◆ Do this
Pull every line with the word "heading" out of the entries below.
==================================================
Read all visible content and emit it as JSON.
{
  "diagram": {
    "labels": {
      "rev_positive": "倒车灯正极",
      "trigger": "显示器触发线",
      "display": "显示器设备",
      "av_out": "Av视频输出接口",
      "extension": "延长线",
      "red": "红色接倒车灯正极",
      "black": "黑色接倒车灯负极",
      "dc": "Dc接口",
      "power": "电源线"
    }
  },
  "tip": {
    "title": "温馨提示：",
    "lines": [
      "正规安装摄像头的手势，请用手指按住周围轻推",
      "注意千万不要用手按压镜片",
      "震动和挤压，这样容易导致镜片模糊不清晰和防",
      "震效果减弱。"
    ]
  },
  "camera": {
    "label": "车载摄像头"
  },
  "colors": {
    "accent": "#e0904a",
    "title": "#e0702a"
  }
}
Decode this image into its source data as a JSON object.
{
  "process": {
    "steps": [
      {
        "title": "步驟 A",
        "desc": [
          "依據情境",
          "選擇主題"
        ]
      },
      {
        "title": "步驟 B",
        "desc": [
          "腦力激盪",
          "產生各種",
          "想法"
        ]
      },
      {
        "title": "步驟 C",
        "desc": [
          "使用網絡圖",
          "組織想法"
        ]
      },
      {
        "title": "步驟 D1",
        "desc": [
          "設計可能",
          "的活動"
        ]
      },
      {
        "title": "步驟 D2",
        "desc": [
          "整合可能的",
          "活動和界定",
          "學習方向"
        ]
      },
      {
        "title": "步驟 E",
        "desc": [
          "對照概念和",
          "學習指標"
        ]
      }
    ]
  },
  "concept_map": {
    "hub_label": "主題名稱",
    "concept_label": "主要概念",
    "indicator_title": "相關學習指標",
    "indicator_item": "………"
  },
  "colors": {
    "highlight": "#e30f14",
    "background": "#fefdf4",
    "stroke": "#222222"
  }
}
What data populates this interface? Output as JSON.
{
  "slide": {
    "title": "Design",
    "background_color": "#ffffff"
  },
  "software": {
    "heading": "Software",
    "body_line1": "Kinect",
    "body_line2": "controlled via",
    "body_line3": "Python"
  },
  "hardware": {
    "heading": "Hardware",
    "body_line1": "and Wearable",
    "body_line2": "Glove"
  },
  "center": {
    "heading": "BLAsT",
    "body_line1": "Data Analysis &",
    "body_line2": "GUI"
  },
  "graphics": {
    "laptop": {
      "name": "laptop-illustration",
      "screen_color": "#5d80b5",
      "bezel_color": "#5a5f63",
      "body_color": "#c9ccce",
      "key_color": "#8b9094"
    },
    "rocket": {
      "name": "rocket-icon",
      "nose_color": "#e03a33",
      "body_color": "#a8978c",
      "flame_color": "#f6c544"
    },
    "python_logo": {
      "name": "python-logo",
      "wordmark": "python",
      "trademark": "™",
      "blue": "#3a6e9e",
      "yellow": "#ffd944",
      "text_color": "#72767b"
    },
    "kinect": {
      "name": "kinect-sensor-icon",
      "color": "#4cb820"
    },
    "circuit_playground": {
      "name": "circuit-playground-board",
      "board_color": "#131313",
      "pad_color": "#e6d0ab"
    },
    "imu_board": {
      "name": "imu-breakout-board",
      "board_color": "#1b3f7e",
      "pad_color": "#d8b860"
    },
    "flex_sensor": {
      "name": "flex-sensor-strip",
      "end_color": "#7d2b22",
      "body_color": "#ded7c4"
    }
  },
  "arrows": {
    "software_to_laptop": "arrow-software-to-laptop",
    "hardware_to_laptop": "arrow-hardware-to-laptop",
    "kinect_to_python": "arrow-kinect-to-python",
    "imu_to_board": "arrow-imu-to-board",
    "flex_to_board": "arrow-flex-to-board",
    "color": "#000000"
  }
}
==================================================
◆ Response below
    "heading": "Software",
    "heading": "Hardware",
    "heading": "BLAsT",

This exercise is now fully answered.